(Text shown)
================================
The incidence and severity of brachial plexus injury have been increasing worldwide mainly due to an escalating number of motorcycle accidents. Most of these injuries are high velocity injuries resulting in root avulsions. These injuries are often devastating, and can lead to significant long-term functional disability13). Patients with traction brachial plexus lesions are generally observed for spontaneous recovery for several months. Those who do not demonstrate clinical or electrical recovery by 3 to 6 months after trauma should undergo operative intervention5). Nerve transfer by reinnervating the most functionally important nerves using intact neighboring nerves has become widely accepted since the 1963 study by Sedden10). Muscle reinnervation following nerve injury is essential for the successful recovery of motor function. A critical number of motor axons must regenerate and reinnervate the motor end plate to provide adequate muscle power2).
Surgical management of patients with severe brachial plexus injuries involves first determining preoperatively whether most or all the nerve roots are truly avulsed3). The second goal is to perform nerve repair, which in severe cases (i.e., those with avulsion) involves appropriate nerve transfers to reanimate the extremity11). Intraoperative electrical tests and operative findings are used in concert with the preoperative clinical, electromyography, and imaging findings to determine the extent of the injury and the presence of nerve root avulsion and to guide determination of the most suitable nerve reconstructive procedure4). Our patient experienced left upper extremity motor weakness, especially in elbow flexion. Left brachial plexopathy was confirmed through neurophysiological tests, including (electromyography and nerve conduction velocity tests). In C5 root avulsion injuries, loss of abduction and external rotation at the shoulder and flexion in the elbow are the main functional deficits. The goal in the management of upper (C5-6) nerve root paralysis is complete repair. When the upper roots are avulsed from the spinal cord, the only repair option is neurotization using a nerve transfer4).
================================
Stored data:
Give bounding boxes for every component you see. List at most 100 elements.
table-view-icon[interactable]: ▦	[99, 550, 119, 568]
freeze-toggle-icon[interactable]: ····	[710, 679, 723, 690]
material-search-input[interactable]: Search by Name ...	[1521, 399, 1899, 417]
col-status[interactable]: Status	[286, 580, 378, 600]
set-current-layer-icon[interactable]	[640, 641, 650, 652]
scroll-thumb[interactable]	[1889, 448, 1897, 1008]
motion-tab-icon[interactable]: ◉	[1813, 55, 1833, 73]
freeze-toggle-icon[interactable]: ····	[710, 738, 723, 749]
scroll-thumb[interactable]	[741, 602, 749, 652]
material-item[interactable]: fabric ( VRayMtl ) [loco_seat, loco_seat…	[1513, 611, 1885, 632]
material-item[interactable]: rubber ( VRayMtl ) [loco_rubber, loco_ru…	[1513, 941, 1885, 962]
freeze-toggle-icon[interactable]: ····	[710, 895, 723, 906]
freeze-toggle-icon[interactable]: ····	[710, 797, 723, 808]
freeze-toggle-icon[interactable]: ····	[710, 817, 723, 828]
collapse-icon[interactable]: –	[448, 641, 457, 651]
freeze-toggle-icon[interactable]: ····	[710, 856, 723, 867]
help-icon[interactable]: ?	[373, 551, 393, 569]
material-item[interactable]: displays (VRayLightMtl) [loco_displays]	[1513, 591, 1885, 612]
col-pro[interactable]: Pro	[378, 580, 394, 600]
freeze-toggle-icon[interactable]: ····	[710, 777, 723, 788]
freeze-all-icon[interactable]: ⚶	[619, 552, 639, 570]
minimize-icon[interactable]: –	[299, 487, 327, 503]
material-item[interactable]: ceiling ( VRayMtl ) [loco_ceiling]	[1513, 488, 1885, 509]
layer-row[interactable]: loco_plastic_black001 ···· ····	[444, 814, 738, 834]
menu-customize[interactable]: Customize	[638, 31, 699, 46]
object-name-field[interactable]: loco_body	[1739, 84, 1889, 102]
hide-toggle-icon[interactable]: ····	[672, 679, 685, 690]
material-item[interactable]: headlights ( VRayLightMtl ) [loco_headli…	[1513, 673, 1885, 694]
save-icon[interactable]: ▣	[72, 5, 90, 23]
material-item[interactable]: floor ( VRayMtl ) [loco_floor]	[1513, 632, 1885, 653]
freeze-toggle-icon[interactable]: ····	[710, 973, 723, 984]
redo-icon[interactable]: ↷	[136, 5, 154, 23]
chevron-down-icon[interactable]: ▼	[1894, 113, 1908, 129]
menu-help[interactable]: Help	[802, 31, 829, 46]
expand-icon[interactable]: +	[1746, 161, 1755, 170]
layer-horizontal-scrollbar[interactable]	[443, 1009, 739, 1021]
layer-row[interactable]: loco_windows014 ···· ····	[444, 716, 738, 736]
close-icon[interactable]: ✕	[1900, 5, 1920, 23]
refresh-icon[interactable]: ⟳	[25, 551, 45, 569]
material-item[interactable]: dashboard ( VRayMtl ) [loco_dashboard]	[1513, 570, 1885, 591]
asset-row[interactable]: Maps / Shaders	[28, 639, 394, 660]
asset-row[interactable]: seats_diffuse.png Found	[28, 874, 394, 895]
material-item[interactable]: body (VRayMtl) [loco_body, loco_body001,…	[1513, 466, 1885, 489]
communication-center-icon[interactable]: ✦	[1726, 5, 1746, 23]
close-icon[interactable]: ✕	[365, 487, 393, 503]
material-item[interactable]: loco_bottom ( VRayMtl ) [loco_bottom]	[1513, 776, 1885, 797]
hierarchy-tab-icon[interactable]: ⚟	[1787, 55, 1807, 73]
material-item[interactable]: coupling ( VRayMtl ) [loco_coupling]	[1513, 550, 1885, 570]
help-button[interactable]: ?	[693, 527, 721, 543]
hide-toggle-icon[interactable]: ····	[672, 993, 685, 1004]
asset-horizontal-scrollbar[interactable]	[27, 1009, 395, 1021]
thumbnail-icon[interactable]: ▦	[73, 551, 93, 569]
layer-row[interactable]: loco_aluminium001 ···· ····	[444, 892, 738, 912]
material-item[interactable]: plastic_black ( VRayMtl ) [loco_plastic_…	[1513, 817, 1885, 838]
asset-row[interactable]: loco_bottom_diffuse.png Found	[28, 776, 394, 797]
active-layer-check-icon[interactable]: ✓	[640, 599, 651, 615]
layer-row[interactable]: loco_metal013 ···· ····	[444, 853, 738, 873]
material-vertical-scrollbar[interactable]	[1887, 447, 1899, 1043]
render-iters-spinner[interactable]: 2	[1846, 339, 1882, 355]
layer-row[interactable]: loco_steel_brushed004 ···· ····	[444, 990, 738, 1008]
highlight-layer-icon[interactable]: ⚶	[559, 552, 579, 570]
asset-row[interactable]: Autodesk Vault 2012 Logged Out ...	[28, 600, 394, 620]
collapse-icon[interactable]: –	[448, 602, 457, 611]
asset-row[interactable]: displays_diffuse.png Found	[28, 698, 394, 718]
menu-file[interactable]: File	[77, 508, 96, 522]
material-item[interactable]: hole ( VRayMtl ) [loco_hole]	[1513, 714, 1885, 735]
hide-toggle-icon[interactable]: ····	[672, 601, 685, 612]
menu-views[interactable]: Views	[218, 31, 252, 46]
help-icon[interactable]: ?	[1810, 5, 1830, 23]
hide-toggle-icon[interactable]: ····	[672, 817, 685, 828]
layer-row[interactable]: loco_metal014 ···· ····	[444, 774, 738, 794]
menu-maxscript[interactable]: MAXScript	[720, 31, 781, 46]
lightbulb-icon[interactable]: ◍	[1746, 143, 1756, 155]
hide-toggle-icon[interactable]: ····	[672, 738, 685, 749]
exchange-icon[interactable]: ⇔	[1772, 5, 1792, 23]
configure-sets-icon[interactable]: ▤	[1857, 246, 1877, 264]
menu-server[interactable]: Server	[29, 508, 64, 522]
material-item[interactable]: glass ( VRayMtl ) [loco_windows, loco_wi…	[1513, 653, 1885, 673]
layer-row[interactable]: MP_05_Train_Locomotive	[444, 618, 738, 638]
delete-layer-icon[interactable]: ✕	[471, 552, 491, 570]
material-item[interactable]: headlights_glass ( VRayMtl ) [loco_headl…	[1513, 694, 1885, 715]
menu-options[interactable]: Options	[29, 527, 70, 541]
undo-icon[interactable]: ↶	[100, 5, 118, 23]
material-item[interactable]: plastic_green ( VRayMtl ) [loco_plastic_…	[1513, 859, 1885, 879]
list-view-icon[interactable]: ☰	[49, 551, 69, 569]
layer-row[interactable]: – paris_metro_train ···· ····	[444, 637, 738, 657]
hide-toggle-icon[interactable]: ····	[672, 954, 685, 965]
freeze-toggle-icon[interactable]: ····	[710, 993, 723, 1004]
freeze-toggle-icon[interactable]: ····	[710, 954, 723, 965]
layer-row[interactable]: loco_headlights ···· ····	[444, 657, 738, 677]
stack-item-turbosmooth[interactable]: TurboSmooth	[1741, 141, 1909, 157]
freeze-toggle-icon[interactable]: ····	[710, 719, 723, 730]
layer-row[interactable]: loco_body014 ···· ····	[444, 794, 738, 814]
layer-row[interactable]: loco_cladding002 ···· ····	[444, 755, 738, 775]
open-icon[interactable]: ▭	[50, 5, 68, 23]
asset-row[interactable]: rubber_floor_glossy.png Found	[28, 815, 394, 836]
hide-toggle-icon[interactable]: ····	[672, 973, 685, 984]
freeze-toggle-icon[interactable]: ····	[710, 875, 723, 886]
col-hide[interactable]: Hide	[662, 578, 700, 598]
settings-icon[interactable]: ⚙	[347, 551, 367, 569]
================================
(Action item A) According to the brachial plexus injury text, by how long after trauma should patients who show no clinical or electrical recovery undergo operative intervention?
(Action item B) Resume the brachial plexus injury text after its final sentence.

(Answer A) By 3 to 6 months after trauma.

(Answer B)
The musculocutaneous nerve, one of the terminal branches of the brachial plexus, arises principally from the fifth and sixth cervical nerves. The pectoralis major muscle has dual input from the medial and lateral pectoral nerves, arising from the medial and lateral cords, respectively4). Brandt and Mackinnon1) directed the medial pectorals to the musculocutaneous nerve, with the additional innovation of turning the lateral antebrachial cutaneous nerve (the cutaneous derivative of the musculocutaneous nerve) into the biceps muscle to avoid loss of motor axons in the cutaneous distribution. The results of the different series vary. However, Samardzic9) noted that medial pectoral nerve transfers were associated with significantly improved outcomes in elbow flexion as compared with intercostal and accessory nerve transfers. The proximity of a normal medial pectoral motor nerve to the musculocutaneous recipient provides a theoretical advantage for early recovery; Brandt1) confirmed that biceps reinnervation occurs between 6 and 8 months postoperatively. The present case demonstrated that after total avulsion injury of the brachial plexus, an upper limb could be restored through neurotization from the musculocutaneous nerve to the medial pectoral nerves. One must isolate the function of the biceps and pectoralis major muscle to allow an object to be held within the arm and thorax without concomitant elbow flexion.
Postoperative rehabilitation is an essential final step and usually requires 2 to 3 years. To maximize function following neurotization, the rehabilitation program must include motor re-education to initiate recruitment of the weak reinnervated muscles and establish new motor patterns and cortical mapping. Patient education and a home program are essential for obtaining optimal functioning.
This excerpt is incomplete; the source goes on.